- Written exercise -
Take every line from the listing below that contains "Drehmoment".

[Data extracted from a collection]

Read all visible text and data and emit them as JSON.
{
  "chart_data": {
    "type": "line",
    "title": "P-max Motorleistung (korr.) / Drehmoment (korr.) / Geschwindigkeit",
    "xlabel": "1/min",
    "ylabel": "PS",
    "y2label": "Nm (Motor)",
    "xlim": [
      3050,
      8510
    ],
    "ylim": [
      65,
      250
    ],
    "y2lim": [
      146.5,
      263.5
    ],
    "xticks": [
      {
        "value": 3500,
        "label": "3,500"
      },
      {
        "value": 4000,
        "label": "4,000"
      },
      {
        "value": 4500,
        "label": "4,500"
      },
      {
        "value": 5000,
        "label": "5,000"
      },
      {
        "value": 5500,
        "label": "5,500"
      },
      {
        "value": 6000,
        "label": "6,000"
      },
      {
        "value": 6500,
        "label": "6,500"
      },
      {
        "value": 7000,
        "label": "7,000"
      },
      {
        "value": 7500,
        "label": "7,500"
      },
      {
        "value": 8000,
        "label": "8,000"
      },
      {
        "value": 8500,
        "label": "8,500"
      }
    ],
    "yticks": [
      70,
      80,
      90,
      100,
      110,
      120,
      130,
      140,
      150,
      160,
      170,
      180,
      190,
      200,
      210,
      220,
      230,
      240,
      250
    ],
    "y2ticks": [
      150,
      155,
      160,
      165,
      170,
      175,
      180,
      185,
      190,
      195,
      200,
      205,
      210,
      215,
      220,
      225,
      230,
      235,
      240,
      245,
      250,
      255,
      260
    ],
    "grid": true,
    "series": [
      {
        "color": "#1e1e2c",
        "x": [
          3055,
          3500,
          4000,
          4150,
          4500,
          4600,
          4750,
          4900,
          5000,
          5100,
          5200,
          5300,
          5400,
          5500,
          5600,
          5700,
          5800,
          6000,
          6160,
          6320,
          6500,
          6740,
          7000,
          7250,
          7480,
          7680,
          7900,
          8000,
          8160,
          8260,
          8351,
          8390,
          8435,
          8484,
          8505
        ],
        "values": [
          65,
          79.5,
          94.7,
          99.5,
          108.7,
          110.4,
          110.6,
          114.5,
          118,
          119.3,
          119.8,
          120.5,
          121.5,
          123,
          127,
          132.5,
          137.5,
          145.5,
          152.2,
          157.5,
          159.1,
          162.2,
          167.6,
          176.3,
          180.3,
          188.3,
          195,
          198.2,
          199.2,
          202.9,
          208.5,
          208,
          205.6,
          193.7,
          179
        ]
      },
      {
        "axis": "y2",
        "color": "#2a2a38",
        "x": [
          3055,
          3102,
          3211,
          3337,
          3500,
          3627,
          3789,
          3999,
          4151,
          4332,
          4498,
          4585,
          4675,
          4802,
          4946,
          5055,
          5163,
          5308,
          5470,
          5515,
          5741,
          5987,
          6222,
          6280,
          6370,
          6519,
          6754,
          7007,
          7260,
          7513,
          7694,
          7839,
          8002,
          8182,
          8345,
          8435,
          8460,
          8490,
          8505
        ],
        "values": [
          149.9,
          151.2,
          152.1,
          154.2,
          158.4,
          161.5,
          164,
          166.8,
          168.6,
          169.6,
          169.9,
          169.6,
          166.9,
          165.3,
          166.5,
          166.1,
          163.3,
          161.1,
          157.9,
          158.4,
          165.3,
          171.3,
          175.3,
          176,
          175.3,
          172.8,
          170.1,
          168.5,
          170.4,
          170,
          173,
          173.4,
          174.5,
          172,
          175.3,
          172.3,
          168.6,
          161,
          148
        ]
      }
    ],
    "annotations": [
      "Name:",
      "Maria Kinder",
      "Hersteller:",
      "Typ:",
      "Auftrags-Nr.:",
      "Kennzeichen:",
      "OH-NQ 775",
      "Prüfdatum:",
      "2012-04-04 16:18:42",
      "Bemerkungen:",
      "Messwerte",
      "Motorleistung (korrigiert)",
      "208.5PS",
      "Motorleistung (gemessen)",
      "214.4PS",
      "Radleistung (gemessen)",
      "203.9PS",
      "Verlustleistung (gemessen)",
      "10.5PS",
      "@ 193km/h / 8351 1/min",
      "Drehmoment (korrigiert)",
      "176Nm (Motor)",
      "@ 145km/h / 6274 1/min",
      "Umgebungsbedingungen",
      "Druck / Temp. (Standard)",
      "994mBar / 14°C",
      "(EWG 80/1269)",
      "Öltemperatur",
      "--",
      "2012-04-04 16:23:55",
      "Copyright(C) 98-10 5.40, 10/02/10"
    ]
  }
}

- The output -
    "title": "P-max Motorleistung (korr.) / Drehmoment (korr.) / Geschwindigkeit",
      "Drehmoment (korrigiert)",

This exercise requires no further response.